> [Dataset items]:
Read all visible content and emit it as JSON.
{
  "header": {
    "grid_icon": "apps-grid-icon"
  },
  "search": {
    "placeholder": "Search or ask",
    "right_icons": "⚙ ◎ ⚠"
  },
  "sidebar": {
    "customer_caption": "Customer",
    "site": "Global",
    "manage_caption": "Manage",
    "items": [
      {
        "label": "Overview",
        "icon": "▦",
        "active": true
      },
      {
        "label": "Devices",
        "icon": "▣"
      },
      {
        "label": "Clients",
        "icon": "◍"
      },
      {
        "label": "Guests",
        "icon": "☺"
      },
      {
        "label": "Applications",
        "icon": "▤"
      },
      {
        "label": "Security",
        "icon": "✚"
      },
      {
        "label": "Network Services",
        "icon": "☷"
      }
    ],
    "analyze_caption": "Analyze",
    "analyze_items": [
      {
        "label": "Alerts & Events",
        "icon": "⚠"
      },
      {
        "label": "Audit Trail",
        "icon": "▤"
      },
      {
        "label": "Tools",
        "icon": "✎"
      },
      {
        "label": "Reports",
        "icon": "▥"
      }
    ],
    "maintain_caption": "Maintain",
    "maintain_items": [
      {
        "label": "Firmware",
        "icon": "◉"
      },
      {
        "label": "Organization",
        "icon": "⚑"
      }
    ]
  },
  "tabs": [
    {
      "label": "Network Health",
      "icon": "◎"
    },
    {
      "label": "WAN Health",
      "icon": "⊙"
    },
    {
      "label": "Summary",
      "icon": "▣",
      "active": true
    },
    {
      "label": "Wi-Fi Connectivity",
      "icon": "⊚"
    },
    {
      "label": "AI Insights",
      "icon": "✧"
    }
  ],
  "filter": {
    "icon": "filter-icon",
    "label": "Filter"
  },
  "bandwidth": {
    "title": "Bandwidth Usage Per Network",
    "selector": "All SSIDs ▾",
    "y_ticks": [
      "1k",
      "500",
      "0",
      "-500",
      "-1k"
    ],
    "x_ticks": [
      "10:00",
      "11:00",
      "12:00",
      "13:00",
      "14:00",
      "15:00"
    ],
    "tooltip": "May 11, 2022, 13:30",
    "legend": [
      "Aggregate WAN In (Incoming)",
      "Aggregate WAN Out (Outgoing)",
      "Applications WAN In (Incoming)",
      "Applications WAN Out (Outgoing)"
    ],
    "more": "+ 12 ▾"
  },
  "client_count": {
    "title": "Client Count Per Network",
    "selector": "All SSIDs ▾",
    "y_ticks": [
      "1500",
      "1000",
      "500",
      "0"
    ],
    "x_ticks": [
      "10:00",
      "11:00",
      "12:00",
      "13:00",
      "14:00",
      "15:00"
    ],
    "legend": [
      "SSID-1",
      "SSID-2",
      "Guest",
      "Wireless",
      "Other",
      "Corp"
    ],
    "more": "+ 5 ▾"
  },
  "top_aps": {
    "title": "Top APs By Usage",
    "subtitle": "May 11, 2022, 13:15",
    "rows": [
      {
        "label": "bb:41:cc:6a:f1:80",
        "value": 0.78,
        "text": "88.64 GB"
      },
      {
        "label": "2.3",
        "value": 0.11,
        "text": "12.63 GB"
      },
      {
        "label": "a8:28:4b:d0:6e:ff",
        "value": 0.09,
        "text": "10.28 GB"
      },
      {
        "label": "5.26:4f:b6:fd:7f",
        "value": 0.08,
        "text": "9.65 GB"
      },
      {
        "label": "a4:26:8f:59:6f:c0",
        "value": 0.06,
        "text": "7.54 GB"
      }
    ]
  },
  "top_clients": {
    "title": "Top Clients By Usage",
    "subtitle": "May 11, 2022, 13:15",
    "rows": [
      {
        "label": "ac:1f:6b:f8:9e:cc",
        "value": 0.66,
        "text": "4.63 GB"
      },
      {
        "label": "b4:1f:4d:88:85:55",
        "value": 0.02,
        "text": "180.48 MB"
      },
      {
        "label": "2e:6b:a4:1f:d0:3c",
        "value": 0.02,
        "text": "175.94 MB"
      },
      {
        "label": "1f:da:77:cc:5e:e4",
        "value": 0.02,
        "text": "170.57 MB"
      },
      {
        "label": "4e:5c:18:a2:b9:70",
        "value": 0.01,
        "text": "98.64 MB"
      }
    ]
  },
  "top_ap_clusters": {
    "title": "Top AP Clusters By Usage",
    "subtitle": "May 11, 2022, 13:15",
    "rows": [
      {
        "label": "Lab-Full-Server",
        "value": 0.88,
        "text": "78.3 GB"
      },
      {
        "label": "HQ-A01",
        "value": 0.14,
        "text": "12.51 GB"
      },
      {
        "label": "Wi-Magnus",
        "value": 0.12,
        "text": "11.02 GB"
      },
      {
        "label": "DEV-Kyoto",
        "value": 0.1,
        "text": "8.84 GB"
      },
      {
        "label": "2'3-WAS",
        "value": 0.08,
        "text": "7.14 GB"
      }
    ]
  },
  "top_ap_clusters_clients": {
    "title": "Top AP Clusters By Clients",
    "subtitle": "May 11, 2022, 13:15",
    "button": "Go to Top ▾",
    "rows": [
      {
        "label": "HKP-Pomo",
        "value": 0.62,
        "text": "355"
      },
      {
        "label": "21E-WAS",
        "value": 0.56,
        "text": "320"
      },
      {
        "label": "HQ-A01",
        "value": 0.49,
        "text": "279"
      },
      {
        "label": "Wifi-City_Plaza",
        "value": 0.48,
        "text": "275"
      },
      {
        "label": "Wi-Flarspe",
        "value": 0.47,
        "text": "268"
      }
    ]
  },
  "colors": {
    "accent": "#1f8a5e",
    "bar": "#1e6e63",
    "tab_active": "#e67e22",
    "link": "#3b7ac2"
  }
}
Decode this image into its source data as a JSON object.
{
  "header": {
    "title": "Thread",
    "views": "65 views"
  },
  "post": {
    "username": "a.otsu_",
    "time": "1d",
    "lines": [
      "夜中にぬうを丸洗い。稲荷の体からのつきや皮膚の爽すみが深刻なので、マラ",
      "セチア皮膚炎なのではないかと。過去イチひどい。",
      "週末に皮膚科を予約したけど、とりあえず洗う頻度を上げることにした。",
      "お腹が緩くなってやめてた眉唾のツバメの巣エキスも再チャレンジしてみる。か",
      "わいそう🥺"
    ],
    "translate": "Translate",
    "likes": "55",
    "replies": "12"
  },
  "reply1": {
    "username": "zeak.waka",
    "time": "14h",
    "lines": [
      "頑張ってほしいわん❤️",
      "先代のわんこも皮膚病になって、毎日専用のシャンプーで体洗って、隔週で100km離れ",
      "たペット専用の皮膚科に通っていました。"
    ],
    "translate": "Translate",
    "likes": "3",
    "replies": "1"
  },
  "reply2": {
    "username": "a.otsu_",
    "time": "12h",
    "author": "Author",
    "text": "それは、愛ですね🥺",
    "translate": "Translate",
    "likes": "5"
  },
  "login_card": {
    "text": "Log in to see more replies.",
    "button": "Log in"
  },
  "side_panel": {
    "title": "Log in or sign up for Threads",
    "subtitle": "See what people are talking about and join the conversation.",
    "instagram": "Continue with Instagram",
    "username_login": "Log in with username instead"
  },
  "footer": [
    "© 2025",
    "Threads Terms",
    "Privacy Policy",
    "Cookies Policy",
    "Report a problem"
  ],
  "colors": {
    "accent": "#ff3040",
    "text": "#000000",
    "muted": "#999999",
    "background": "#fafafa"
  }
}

> [Do this]: Repeat every record, keeping each word and mark exactly as it is.

> [Solution below]:
Read all visible content and emit it as JSON.
{
  "header": {
    "grid_icon": "apps-grid-icon"
  },
  "search": {
    "placeholder": "Search or ask",
    "right_icons": "⚙ ◎ ⚠"
  },
  "sidebar": {
    "customer_caption": "Customer",
    "site": "Global",
    "manage_caption": "Manage",
    "items": [
      {
        "label": "Overview",
        "icon": "▦",
        "active": true
      },
      {
        "label": "Devices",
        "icon": "▣"
      },
      {
        "label": "Clients",
        "icon": "◍"
      },
      {
        "label": "Guests",
        "icon": "☺"
      },
      {
        "label": "Applications",
        "icon": "▤"
      },
      {
        "label": "Security",
        "icon": "✚"
      },
      {
        "label": "Network Services",
        "icon": "☷"
      }
    ],
    "analyze_caption": "Analyze",
    "analyze_items": [
      {
        "label": "Alerts & Events",
        "icon": "⚠"
      },
      {
        "label": "Audit Trail",
        "icon": "▤"
      },
      {
        "label": "Tools",
        "icon": "✎"
      },
      {
        "label": "Reports",
        "icon": "▥"
      }
    ],
    "maintain_caption": "Maintain",
    "maintain_items": [
      {
        "label": "Firmware",
        "icon": "◉"
      },
      {
        "label": "Organization",
        "icon": "⚑"
      }
    ]
  },
  "tabs": [
    {
      "label": "Network Health",
      "icon": "◎"
    },
    {
      "label": "WAN Health",
      "icon": "⊙"
    },
    {
      "label": "Summary",
      "icon": "▣",
      "active": true
    },
    {
      "label": "Wi-Fi Connectivity",
      "icon": "⊚"
    },
    {
      "label": "AI Insights",
      "icon": "✧"
    }
  ],
  "filter": {
    "icon": "filter-icon",
    "label": "Filter"
  },
  "bandwidth": {
    "title": "Bandwidth Usage Per Network",
    "selector": "All SSIDs ▾",
    "y_ticks": [
      "1k",
      "500",
      "0",
      "-500",
      "-1k"
    ],
    "x_ticks": [
      "10:00",
      "11:00",
      "12:00",
      "13:00",
      "14:00",
      "15:00"
    ],
    "tooltip": "May 11, 2022, 13:30",
    "legend": [
      "Aggregate WAN In (Incoming)",
      "Aggregate WAN Out (Outgoing)",
      "Applications WAN In (Incoming)",
      "Applications WAN Out (Outgoing)"
    ],
    "more": "+ 12 ▾"
  },
  "client_count": {
    "title": "Client Count Per Network",
    "selector": "All SSIDs ▾",
    "y_ticks": [
      "1500",
      "1000",
      "500",
      "0"
    ],
    "x_ticks": [
      "10:00",
      "11:00",
      "12:00",
      "13:00",
      "14:00",
      "15:00"
    ],
    "legend": [
      "SSID-1",
      "SSID-2",
      "Guest",
      "Wireless",
      "Other",
      "Corp"
    ],
    "more": "+ 5 ▾"
  },
  "top_aps": {
    "title": "Top APs By Usage",
    "subtitle": "May 11, 2022, 13:15",
    "rows": [
      {
        "label": "bb:41:cc:6a:f1:80",
        "value": 0.78,
        "text": "88.64 GB"
      },
      {
        "label": "2.3",
        "value": 0.11,
        "text": "12.63 GB"
      },
      {
        "label": "a8:28:4b:d0:6e:ff",
        "value": 0.09,
        "text": "10.28 GB"
      },
      {
        "label": "5.26:4f:b6:fd:7f",
        "value": 0.08,
        "text": "9.65 GB"
      },
      {
        "label": "a4:26:8f:59:6f:c0",
        "value": 0.06,
        "text": "7.54 GB"
      }
    ]
  },
  "top_clients": {
    "title": "Top Clients By Usage",
    "subtitle": "May 11, 2022, 13:15",
    "rows": [
      {
        "label": "ac:1f:6b:f8:9e:cc",
        "value": 0.66,
        "text": "4.63 GB"
      },
      {
        "label": "b4:1f:4d:88:85:55",
        "value": 0.02,
        "text": "180.48 MB"
      },
      {
        "label": "2e:6b:a4:1f:d0:3c",
        "value": 0.02,
        "text": "175.94 MB"
      },
      {
        "label": "1f:da:77:cc:5e:e4",
        "value": 0.02,
        "text": "170.57 MB"
      },
      {
        "label": "4e:5c:18:a2:b9:70",
        "value": 0.01,
        "text": "98.64 MB"
      }
    ]
  },
  "top_ap_clusters": {
    "title": "Top AP Clusters By Usage",
    "subtitle": "May 11, 2022, 13:15",
    "rows": [
      {
        "label": "Lab-Full-Server",
        "value": 0.88,
        "text": "78.3 GB"
      },
      {
        "label": "HQ-A01",
        "value": 0.14,
        "text": "12.51 GB"
      },
      {
        "label": "Wi-Magnus",
        "value": 0.12,
        "text": "11.02 GB"
      },
      {
        "label": "DEV-Kyoto",
        "value": 0.1,
        "text": "8.84 GB"
      },
      {
        "label": "2'3-WAS",
        "value": 0.08,
        "text": "7.14 GB"
      }
    ]
  },
  "top_ap_clusters_clients": {
    "title": "Top AP Clusters By Clients",
    "subtitle": "May 11, 2022, 13:15",
    "button": "Go to Top ▾",
    "rows": [
      {
        "label": "HKP-Pomo",
        "value": 0.62,
        "text": "355"
      },
      {
        "label": "21E-WAS",
        "value": 0.56,
        "text": "320"
      },
      {
        "label": "HQ-A01",
        "value": 0.49,
        "text": "279"
      },
      {
        "label": "Wifi-City_Plaza",
        "value": 0.48,
        "text": "275"
      },
      {
        "label": "Wi-Flarspe",
        "value": 0.47,
        "text": "268"
      }
    ]
  },
  "colors": {
    "accent": "#1f8a5e",
    "bar": "#1e6e63",
    "tab_active": "#e67e22",
    "link": "#3b7ac2"
  }
}
Decode this image into its source data as a JSON object.
{
  "header": {
    "title": "Thread",
    "views": "65 views"
  },
  "post": {
    "username": "a.otsu_",
    "time": "1d",
    "lines": [
      "夜中にぬうを丸洗い。稲荷の体からのつきや皮膚の爽すみが深刻なので、マラ",
      "セチア皮膚炎なのではないかと。過去イチひどい。",
      "週末に皮膚科を予約したけど、とりあえず洗う頻度を上げることにした。",
      "お腹が緩くなってやめてた眉唾のツバメの巣エキスも再チャレンジしてみる。か",
      "わいそう🥺"
    ],
    "translate": "Translate",
    "likes": "55",
    "replies": "12"
  },
  "reply1": {
    "username": "zeak.waka",
    "time": "14h",
    "lines": [
      "頑張ってほしいわん❤️",
      "先代のわんこも皮膚病になって、毎日専用のシャンプーで体洗って、隔週で100km離れ",
      "たペット専用の皮膚科に通っていました。"
    ],
    "translate": "Translate",
    "likes": "3",
    "replies": "1"
  },
  "reply2": {
    "username": "a.otsu_",
    "time": "12h",
    "author": "Author",
    "text": "それは、愛ですね🥺",
    "translate": "Translate",
    "likes": "5"
  },
  "login_card": {
    "text": "Log in to see more replies.",
    "button": "Log in"
  },
  "side_panel": {
    "title": "Log in or sign up for Threads",
    "subtitle": "See what people are talking about and join the conversation.",
    "instagram": "Continue with Instagram",
    "username_login": "Log in with username instead"
  },
  "footer": [
    "© 2025",
    "Threads Terms",
    "Privacy Policy",
    "Cookies Policy",
    "Report a problem"
  ],
  "colors": {
    "accent": "#ff3040",
    "text": "#000000",
    "muted": "#999999",
    "background": "#fafafa"
  }
}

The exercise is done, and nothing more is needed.